--- Start of Data shown ---
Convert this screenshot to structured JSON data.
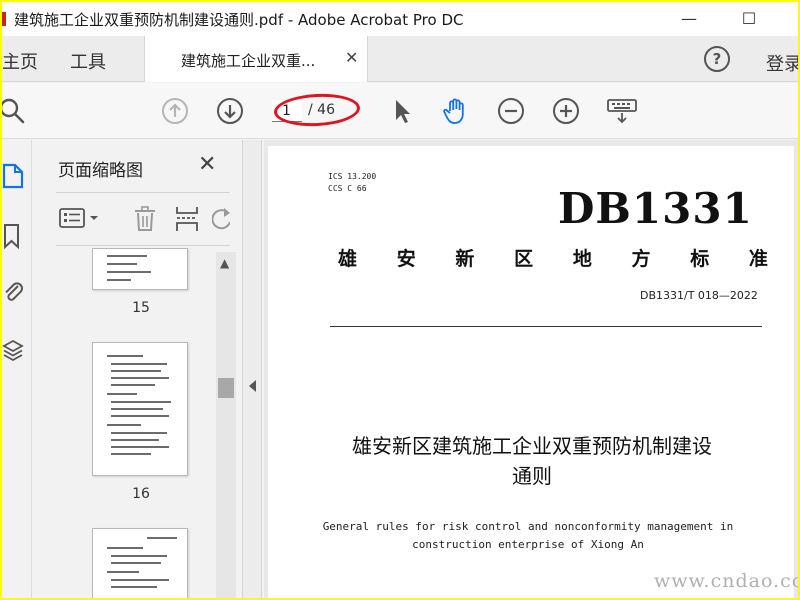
{
  "window": {
    "title": "建筑施工企业双重预防机制建设通则.pdf - Adobe Acrobat Pro DC",
    "minimize_glyph": "—",
    "maximize_glyph": "☐"
  },
  "tabs": {
    "home": "主页",
    "tools": "工具",
    "document": "建筑施工企业双重...",
    "close_glyph": "✕",
    "help_glyph": "?",
    "login": "登录"
  },
  "toolbar": {
    "icons": [
      "search-icon",
      "page-up-icon",
      "page-down-icon",
      "select-cursor-icon",
      "hand-tool-icon",
      "zoom-out-icon",
      "zoom-in-icon",
      "keyboard-icon"
    ],
    "page_current": "1",
    "page_total": "/ 46",
    "highlight_color": "#e0141e"
  },
  "thumbnail_panel": {
    "title": "页面缩略图",
    "close_glyph": "✕",
    "thumbnails": [
      {
        "label": "15"
      },
      {
        "label": "16"
      },
      {
        "label": ""
      }
    ]
  },
  "document": {
    "ics": "ICS 13.200",
    "ccs": "CCS C 66",
    "code": "DB1331",
    "standard_type_chars": [
      "雄",
      "安",
      "新",
      "区",
      "地",
      "方",
      "标",
      "准"
    ],
    "standard_number": "DB1331/T 018—2022",
    "title_line1": "雄安新区建筑施工企业双重预防机制建设",
    "title_line2": "通则",
    "english_line1": "General rules for risk control and nonconformity management in",
    "english_line2": "construction enterprise of Xiong An"
  },
  "watermark": "www.cndao.com",
  "colors": {
    "accent_blue": "#1473e6",
    "frame_yellow": "#ffff00"
  }
}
--- End of Data shown ---
● Task to carry out
Do not include images; quote all of the entries above exactly.

● Solution for this task
Convert this screenshot to structured JSON data.
{
  "window": {
    "title": "建筑施工企业双重预防机制建设通则.pdf - Adobe Acrobat Pro DC",
    "minimize_glyph": "—",
    "maximize_glyph": "☐"
  },
  "tabs": {
    "home": "主页",
    "tools": "工具",
    "document": "建筑施工企业双重...",
    "close_glyph": "✕",
    "help_glyph": "?",
    "login": "登录"
  },
  "toolbar": {
    "icons": [
      "search-icon",
      "page-up-icon",
      "page-down-icon",
      "select-cursor-icon",
      "hand-tool-icon",
      "zoom-out-icon",
      "zoom-in-icon",
      "keyboard-icon"
    ],
    "page_current": "1",
    "page_total": "/ 46",
    "highlight_color": "#e0141e"
  },
  "thumbnail_panel": {
    "title": "页面缩略图",
    "close_glyph": "✕",
    "thumbnails": [
      {
        "label": "15"
      },
      {
        "label": "16"
      },
      {
        "label": ""
      }
    ]
  },
  "document": {
    "ics": "ICS 13.200",
    "ccs": "CCS C 66",
    "code": "DB1331",
    "standard_type_chars": [
      "雄",
      "安",
      "新",
      "区",
      "地",
      "方",
      "标",
      "准"
    ],
    "standard_number": "DB1331/T 018—2022",
    "title_line1": "雄安新区建筑施工企业双重预防机制建设",
    "title_line2": "通则",
    "english_line1": "General rules for risk control and nonconformity management in",
    "english_line2": "construction enterprise of Xiong An"
  },
  "watermark": "www.cndao.com",
  "colors": {
    "accent_blue": "#1473e6",
    "frame_yellow": "#ffff00"
  }
}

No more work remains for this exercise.